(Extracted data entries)
===============
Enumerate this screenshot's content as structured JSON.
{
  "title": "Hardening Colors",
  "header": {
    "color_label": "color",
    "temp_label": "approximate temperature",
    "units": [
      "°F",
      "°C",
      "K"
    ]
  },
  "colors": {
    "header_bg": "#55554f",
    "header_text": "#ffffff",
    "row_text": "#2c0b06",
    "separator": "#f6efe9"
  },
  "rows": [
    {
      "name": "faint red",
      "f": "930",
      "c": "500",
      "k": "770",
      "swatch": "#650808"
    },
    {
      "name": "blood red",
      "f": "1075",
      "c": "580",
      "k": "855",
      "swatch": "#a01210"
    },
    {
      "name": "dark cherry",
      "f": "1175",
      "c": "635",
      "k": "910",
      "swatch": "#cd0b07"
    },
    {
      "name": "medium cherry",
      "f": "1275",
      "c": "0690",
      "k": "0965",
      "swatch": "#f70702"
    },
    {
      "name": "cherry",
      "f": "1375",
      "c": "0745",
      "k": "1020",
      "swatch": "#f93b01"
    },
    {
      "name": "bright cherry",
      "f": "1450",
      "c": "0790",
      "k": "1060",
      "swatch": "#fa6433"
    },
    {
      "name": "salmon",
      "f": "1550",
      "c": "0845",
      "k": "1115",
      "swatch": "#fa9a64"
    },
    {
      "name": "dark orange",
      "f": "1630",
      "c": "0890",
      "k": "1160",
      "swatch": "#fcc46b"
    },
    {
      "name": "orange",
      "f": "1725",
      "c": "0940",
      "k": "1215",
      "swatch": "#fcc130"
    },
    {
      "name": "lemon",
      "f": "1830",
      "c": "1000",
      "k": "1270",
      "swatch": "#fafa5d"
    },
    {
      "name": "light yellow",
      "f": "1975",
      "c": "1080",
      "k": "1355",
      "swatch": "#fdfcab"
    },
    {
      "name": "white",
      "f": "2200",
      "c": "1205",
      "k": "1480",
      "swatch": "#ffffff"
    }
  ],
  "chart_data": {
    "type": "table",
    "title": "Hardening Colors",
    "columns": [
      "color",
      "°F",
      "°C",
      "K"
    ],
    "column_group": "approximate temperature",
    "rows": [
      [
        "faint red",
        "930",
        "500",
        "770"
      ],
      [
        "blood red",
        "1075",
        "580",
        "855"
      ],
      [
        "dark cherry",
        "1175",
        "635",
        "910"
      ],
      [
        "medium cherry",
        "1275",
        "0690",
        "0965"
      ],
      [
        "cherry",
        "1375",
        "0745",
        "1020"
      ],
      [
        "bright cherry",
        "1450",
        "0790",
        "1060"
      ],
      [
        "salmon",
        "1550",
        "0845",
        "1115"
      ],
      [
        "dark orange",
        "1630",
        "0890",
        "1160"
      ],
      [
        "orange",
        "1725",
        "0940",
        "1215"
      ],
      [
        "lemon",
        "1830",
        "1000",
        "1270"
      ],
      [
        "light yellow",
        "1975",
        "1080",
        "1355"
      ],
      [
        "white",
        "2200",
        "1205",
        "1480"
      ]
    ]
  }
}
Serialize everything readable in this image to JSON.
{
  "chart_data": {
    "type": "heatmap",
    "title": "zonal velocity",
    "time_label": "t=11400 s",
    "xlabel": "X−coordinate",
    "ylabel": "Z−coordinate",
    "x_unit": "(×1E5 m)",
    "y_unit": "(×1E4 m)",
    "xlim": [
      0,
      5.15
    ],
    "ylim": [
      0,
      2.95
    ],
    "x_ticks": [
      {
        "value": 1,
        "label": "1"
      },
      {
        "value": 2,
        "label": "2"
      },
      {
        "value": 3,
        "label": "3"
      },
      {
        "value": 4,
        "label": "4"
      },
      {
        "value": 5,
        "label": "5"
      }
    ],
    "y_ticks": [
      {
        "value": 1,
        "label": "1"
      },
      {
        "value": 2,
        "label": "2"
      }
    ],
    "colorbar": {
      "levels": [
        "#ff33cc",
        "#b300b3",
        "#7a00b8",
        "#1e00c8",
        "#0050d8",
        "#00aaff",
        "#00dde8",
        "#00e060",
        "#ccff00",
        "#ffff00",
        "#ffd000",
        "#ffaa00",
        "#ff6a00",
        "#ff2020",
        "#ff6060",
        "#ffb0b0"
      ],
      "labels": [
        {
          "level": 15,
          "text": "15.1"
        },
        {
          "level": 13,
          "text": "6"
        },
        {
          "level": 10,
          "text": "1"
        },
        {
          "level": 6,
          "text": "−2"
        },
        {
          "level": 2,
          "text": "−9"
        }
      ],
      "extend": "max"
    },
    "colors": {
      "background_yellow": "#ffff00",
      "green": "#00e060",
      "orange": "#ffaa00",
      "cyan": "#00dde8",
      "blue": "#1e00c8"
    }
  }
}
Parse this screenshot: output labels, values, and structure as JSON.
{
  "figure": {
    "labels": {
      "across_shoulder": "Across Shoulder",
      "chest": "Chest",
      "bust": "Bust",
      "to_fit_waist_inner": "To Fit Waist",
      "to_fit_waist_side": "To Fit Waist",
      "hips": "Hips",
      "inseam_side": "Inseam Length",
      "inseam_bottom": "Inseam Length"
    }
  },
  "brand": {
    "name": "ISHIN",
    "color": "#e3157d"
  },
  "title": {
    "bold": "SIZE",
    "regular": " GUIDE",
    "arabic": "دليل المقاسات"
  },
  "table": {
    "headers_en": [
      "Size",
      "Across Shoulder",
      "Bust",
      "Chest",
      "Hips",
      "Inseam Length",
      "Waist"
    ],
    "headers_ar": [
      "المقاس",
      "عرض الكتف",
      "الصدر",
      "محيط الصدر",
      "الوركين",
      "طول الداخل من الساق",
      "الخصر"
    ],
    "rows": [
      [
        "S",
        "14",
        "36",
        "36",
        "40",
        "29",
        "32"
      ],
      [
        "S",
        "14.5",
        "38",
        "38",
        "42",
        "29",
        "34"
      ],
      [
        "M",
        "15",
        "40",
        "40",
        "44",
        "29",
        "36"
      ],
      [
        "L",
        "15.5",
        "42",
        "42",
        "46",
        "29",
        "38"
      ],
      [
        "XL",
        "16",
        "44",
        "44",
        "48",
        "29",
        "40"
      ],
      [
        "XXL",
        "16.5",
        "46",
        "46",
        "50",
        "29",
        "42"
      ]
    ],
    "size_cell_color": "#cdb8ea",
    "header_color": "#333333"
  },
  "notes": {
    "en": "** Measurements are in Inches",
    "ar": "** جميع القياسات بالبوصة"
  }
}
===============
[Requirements]:
Track down every line of the material containing the string "orange", and copy it.

[Right answer]:
      "name": "dark orange",
      "name": "orange",
        "dark orange",
        "orange",
      "orange": "#ffaa00",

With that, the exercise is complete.